-- Listed entries start --

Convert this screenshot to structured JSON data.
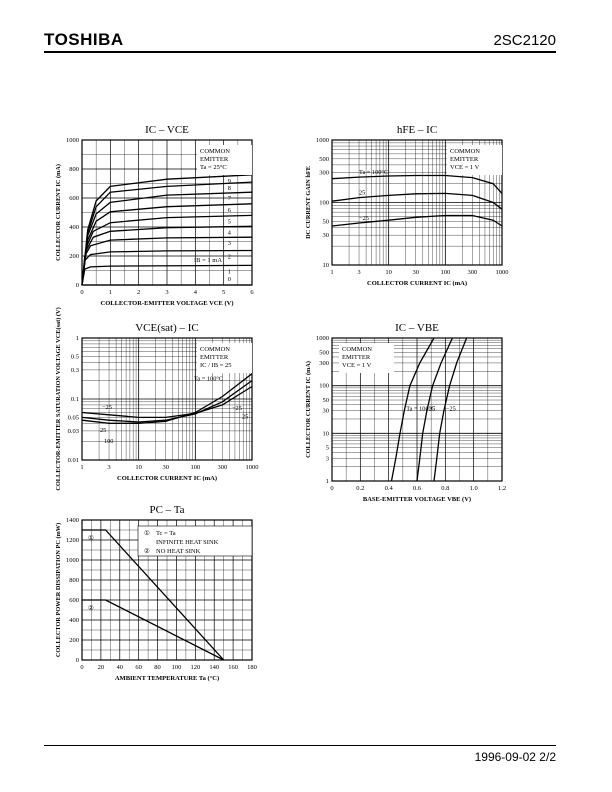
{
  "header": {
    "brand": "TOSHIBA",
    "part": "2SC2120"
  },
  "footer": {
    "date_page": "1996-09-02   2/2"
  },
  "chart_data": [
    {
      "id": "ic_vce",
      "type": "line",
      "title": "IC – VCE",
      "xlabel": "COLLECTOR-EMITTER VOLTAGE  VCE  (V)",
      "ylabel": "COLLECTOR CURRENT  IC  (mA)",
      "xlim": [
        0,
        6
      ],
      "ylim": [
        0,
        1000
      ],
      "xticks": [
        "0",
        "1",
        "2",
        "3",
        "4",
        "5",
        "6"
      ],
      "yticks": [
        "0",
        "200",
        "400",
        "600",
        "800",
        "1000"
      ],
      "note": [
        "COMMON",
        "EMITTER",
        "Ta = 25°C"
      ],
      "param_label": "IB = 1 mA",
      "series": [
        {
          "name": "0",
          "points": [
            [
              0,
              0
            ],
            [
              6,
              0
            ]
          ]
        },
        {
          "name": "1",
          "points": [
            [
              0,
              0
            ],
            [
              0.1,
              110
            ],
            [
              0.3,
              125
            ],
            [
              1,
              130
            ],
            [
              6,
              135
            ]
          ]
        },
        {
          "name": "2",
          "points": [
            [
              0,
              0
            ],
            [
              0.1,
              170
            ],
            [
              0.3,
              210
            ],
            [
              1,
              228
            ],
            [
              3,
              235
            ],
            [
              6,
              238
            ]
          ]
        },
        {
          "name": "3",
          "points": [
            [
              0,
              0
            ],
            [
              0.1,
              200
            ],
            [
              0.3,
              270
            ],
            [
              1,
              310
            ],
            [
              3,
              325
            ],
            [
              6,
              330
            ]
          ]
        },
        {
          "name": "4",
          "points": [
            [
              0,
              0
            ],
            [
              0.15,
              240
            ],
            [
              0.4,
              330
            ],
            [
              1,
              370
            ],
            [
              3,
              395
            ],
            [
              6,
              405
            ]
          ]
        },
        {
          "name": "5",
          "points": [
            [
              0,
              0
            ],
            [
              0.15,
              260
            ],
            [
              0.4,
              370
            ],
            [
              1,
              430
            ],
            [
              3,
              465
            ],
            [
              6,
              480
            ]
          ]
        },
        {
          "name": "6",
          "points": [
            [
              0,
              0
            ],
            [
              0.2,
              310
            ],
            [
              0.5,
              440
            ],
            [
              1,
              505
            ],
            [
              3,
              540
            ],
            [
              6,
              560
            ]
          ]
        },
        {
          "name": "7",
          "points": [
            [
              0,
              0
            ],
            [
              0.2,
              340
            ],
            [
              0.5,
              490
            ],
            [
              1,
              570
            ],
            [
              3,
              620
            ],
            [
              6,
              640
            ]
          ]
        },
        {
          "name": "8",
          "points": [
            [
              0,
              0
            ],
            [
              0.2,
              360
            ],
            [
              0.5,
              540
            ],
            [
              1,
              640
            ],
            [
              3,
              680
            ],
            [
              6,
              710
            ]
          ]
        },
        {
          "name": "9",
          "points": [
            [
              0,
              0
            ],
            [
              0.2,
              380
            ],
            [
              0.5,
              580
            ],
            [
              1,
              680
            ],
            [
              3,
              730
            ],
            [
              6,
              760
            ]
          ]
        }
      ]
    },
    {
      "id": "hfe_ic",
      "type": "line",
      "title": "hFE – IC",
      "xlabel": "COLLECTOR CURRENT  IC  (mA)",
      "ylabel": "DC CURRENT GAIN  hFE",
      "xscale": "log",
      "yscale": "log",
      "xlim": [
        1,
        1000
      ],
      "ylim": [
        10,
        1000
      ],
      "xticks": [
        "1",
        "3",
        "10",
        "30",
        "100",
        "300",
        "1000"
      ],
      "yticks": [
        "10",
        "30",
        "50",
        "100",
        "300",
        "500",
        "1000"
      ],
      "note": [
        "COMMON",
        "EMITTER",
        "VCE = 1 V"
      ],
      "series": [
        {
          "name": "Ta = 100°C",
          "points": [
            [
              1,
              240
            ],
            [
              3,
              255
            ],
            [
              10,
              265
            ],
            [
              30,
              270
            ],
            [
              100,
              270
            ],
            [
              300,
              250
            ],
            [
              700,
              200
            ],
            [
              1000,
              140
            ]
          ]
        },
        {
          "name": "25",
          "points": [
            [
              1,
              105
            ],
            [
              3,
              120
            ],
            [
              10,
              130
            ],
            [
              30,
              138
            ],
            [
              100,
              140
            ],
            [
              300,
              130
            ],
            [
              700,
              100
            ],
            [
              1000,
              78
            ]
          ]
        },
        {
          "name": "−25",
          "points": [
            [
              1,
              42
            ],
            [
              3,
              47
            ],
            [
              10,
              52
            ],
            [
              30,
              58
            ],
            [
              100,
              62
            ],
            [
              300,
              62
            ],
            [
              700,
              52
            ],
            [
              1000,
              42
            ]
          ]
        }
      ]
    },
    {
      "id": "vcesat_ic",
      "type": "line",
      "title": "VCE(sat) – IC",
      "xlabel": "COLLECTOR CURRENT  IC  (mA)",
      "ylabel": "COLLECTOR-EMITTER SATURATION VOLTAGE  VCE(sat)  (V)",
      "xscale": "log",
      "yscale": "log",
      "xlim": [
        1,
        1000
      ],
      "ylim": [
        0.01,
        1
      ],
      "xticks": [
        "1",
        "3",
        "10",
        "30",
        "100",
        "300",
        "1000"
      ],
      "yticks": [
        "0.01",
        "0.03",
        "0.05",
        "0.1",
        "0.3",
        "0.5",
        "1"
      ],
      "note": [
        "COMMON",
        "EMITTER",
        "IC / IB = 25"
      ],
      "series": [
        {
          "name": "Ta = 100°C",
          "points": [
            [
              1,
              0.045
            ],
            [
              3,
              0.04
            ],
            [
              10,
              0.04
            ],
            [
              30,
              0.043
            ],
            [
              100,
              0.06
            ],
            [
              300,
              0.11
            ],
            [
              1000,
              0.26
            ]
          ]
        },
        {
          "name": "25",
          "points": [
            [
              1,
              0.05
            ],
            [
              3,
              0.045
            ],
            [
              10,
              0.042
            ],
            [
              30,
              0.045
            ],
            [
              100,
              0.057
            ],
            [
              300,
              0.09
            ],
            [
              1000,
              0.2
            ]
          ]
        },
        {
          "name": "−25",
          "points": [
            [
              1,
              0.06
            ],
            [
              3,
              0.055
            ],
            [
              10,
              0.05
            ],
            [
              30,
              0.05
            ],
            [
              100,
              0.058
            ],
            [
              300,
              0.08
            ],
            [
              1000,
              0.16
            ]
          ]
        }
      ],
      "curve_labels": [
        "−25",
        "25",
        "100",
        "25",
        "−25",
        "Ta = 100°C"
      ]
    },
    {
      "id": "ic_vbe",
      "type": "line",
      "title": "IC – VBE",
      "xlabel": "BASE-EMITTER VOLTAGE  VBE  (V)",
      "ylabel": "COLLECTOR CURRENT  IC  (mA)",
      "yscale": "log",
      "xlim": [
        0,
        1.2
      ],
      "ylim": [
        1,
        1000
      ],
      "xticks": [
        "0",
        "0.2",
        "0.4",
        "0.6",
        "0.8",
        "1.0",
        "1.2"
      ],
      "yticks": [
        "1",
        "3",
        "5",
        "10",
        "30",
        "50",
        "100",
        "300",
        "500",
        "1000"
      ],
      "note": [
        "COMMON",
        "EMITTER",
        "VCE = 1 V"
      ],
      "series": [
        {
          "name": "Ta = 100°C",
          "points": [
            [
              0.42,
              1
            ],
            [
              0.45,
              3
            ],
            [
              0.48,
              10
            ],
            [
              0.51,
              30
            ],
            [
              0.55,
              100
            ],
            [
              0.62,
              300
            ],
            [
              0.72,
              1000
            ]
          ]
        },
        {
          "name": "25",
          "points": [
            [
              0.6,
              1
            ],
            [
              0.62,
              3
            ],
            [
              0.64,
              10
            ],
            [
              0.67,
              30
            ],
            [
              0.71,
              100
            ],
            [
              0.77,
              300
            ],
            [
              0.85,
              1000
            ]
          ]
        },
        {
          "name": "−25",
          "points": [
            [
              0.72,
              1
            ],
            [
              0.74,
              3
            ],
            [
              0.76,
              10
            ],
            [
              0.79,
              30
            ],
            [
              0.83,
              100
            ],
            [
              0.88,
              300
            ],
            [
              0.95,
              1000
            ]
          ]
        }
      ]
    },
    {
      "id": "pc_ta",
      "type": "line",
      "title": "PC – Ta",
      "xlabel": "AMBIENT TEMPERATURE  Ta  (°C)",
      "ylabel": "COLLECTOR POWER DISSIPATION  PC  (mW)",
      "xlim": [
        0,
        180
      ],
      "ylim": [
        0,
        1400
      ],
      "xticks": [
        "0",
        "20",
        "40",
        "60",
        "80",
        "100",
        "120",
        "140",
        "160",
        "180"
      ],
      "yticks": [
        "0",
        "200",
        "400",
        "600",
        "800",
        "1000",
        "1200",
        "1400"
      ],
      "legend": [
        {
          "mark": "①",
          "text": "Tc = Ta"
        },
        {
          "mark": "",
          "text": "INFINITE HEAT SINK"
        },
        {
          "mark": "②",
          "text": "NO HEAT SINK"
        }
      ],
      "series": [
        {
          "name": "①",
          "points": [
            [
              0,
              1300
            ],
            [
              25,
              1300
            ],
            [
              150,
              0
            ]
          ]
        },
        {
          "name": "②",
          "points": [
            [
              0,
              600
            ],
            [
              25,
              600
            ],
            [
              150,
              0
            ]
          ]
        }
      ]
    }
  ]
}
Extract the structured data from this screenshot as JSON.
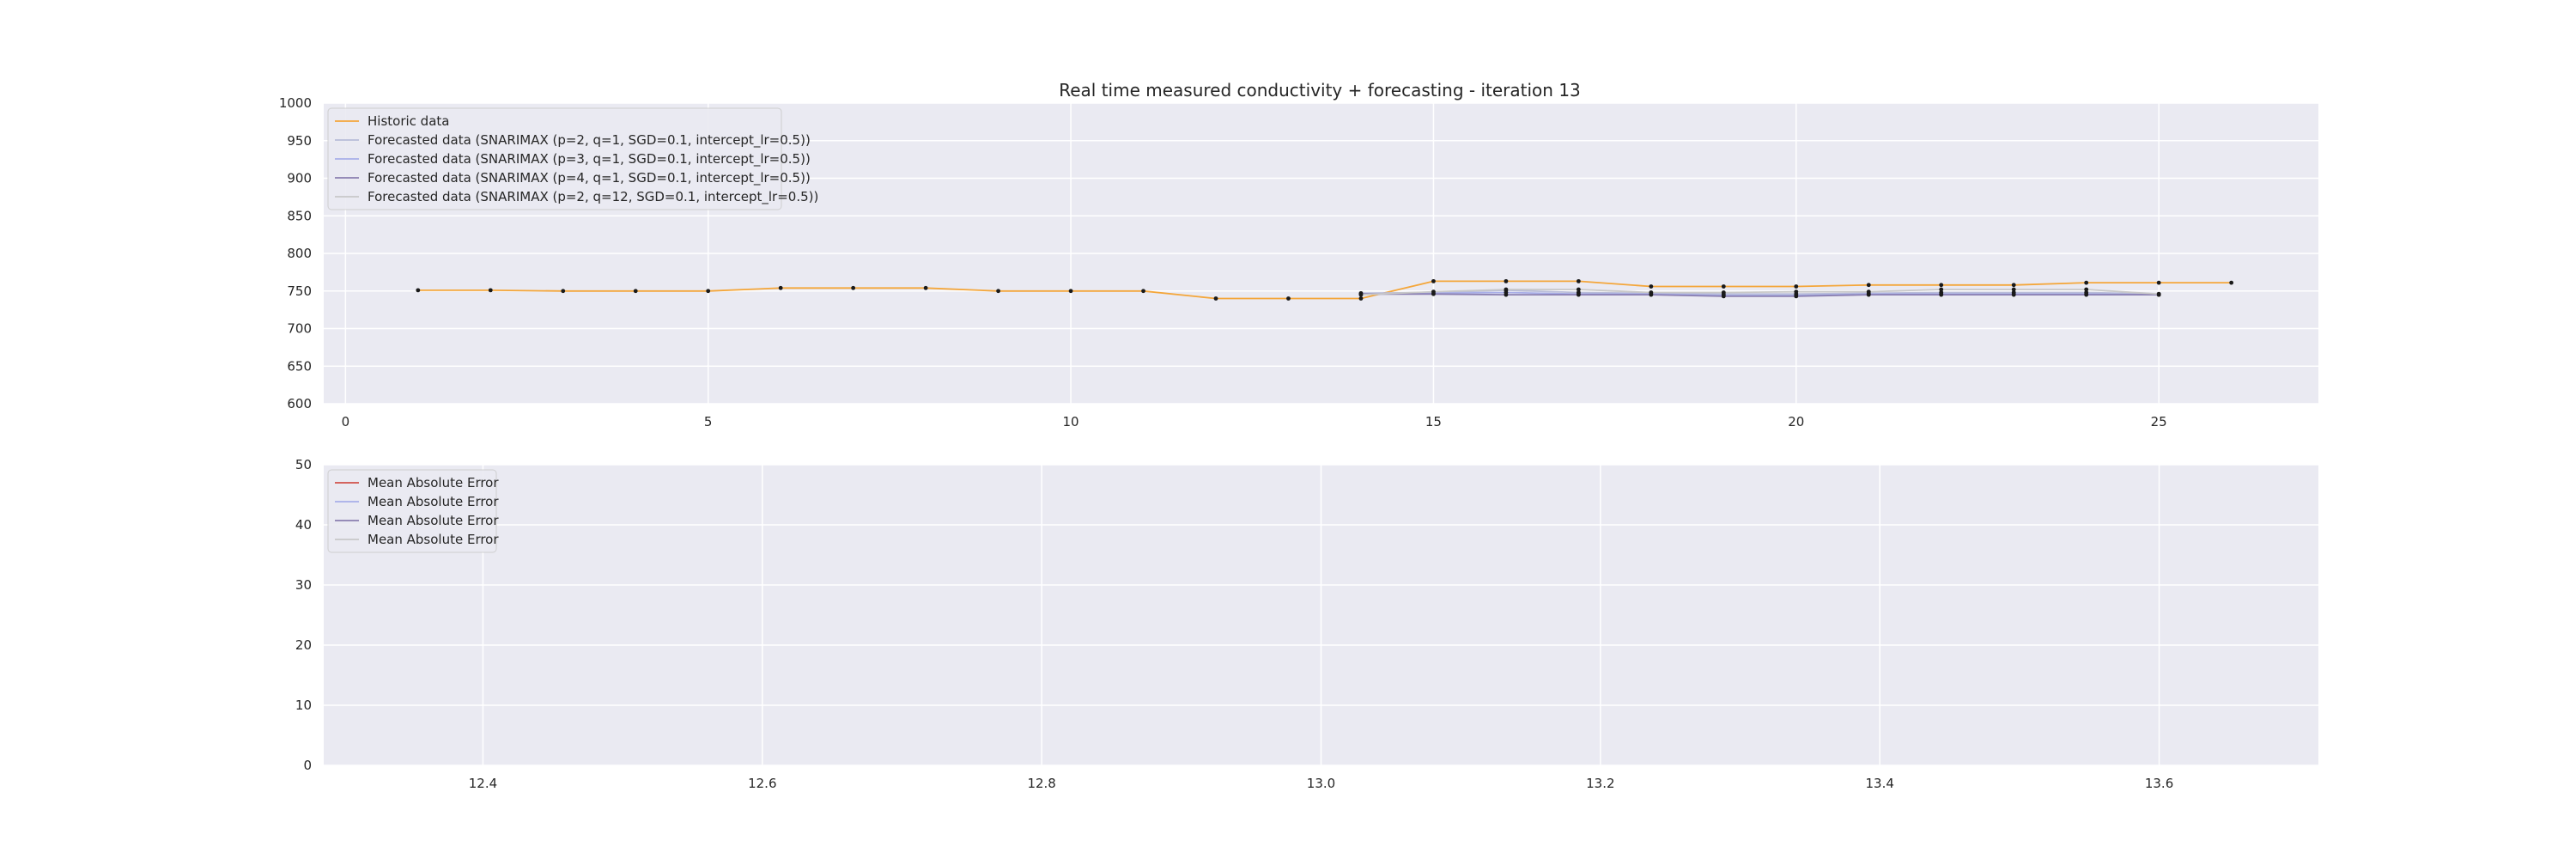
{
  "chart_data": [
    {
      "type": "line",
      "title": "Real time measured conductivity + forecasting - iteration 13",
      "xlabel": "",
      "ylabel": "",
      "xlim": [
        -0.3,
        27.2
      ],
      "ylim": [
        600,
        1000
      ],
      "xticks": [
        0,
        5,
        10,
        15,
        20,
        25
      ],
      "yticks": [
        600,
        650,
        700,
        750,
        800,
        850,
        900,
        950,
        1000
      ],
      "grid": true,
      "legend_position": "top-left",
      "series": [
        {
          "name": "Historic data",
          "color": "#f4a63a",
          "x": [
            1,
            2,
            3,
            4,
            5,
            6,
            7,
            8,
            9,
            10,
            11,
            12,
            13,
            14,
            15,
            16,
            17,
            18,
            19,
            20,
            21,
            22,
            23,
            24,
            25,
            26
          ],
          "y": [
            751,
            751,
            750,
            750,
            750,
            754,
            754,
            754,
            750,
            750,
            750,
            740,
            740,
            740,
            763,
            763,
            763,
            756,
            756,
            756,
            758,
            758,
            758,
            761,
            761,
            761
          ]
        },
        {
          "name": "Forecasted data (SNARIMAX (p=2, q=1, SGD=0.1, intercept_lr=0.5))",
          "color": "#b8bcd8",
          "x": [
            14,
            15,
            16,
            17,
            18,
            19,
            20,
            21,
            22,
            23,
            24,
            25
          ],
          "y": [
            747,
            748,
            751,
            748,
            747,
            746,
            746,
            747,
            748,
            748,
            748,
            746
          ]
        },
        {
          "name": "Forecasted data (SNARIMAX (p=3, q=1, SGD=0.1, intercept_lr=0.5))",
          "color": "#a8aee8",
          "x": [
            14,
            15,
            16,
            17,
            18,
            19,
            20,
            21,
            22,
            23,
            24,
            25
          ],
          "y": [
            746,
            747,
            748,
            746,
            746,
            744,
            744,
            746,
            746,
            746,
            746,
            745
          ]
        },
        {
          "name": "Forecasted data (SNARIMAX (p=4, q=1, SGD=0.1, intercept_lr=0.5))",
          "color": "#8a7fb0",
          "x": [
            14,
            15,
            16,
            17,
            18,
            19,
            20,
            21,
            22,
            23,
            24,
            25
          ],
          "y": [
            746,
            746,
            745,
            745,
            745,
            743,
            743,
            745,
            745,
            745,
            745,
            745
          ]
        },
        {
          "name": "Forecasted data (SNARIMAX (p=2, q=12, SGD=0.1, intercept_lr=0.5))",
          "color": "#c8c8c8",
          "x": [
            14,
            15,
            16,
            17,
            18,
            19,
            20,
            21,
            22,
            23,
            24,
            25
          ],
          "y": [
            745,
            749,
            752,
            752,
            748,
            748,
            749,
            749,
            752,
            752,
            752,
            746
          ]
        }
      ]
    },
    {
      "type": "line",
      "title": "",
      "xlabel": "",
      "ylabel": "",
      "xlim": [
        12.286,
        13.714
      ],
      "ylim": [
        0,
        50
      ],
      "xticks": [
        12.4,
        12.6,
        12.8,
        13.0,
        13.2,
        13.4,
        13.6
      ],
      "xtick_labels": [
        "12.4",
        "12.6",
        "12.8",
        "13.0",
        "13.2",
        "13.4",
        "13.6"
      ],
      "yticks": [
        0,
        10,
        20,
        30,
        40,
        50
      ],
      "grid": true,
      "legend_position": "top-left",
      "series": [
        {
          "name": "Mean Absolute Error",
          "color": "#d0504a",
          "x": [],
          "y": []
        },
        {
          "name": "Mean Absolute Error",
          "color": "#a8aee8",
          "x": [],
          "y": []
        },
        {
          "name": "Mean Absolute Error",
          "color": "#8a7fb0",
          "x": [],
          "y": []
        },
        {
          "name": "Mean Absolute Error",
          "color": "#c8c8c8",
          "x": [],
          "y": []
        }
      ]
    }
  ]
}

-- Listed entries end --

- **Problem statement**
Find the lines with the string "VOLTAGE" and reproduce them.

- **Exercise result**
      "xlabel": "COLLECTOR-EMITTER VOLTAGE  VCE  (V)",
      "ylabel": "COLLECTOR-EMITTER SATURATION VOLTAGE  VCE(sat)  (V)",
      "xlabel": "BASE-EMITTER VOLTAGE  VBE  (V)",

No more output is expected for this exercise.